### GIVEN PROBLEM
Bring together all lines of the material below that contain the string "image".
##### DATA PROVIDED
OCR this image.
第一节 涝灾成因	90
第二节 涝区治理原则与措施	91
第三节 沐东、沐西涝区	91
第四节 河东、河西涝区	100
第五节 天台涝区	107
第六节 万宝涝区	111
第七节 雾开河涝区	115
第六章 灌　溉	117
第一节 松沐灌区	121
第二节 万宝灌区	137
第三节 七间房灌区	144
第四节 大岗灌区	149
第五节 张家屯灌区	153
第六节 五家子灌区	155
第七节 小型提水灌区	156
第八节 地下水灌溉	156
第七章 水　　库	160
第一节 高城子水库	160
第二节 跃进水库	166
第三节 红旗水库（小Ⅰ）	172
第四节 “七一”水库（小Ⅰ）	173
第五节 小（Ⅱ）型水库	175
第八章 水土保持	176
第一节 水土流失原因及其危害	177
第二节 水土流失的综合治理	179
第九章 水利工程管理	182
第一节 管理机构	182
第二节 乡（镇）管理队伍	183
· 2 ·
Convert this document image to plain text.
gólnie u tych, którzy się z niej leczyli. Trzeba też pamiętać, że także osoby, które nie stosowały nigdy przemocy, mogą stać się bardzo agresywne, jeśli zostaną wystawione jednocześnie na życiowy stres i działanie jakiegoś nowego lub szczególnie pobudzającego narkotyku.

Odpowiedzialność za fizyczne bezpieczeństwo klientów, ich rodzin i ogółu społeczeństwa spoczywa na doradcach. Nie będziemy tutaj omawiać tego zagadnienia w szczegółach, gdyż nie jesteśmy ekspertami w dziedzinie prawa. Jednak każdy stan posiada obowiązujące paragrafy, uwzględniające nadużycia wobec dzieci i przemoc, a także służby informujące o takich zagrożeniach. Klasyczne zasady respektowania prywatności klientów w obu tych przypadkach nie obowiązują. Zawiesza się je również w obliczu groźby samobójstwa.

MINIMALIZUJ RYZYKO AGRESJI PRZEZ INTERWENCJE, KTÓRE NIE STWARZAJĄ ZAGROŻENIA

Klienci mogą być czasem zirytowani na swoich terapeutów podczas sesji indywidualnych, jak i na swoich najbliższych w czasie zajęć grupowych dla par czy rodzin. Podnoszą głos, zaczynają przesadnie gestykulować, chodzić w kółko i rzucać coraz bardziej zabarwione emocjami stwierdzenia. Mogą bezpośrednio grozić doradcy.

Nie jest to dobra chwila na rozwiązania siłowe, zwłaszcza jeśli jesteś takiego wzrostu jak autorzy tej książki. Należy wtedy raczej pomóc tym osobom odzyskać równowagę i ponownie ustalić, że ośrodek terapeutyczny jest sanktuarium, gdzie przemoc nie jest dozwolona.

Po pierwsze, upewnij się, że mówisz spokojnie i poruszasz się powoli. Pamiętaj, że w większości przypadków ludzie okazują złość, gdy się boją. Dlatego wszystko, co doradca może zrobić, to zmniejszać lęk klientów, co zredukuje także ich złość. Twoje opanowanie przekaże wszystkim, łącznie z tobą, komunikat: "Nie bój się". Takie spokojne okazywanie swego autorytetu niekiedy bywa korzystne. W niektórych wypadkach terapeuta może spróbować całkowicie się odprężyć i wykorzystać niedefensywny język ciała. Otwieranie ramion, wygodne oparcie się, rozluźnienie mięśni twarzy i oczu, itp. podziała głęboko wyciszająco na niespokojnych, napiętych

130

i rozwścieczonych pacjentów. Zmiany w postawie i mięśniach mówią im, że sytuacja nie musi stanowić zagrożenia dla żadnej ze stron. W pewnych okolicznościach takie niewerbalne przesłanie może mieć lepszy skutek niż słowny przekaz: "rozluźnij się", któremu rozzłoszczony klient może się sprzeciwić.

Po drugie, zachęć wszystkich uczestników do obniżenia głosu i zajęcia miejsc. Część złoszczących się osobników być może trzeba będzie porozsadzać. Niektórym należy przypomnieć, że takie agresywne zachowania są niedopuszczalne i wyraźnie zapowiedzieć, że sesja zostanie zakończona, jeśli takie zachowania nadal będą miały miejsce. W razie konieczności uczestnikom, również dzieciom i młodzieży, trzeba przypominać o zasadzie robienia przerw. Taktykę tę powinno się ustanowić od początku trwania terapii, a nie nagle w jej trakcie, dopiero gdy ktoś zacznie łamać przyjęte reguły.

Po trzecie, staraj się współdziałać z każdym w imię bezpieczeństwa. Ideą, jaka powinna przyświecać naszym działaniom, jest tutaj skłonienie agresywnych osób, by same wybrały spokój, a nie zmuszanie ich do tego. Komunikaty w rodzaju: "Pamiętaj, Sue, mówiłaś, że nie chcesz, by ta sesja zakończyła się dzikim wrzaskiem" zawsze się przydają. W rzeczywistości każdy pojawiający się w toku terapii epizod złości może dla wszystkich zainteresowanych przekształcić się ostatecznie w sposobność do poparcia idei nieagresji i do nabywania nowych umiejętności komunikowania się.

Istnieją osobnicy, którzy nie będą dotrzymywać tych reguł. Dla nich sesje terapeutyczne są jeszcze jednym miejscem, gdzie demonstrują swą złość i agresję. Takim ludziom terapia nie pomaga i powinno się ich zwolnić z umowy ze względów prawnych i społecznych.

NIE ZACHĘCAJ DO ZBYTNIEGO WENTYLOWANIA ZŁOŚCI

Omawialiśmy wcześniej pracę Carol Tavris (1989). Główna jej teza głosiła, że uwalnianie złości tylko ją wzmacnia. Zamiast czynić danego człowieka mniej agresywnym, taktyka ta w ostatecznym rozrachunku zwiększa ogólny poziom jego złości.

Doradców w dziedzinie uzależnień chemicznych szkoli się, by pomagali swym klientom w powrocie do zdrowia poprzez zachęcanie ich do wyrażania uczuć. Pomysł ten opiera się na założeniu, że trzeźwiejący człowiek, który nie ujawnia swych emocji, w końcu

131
##########
### THE RESULT
OCR this image.
Convert this document image to plain text.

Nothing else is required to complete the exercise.